═══ Records shown

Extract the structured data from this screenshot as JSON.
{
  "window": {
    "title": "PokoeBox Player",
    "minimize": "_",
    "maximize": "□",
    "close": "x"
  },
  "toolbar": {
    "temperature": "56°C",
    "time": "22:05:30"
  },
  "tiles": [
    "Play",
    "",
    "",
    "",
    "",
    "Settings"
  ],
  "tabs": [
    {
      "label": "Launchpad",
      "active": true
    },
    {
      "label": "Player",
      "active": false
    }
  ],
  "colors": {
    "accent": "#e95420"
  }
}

══════

## [Set task]
Copy every record exactly as presented.

## [Solution to the problem]
Extract the structured data from this screenshot as JSON.
{
  "window": {
    "title": "PokoeBox Player",
    "minimize": "_",
    "maximize": "□",
    "close": "x"
  },
  "toolbar": {
    "temperature": "56°C",
    "time": "22:05:30"
  },
  "tiles": [
    "Play",
    "",
    "",
    "",
    "",
    "Settings"
  ],
  "tabs": [
    {
      "label": "Launchpad",
      "active": true
    },
    {
      "label": "Player",
      "active": false
    }
  ],
  "colors": {
    "accent": "#e95420"
  }
}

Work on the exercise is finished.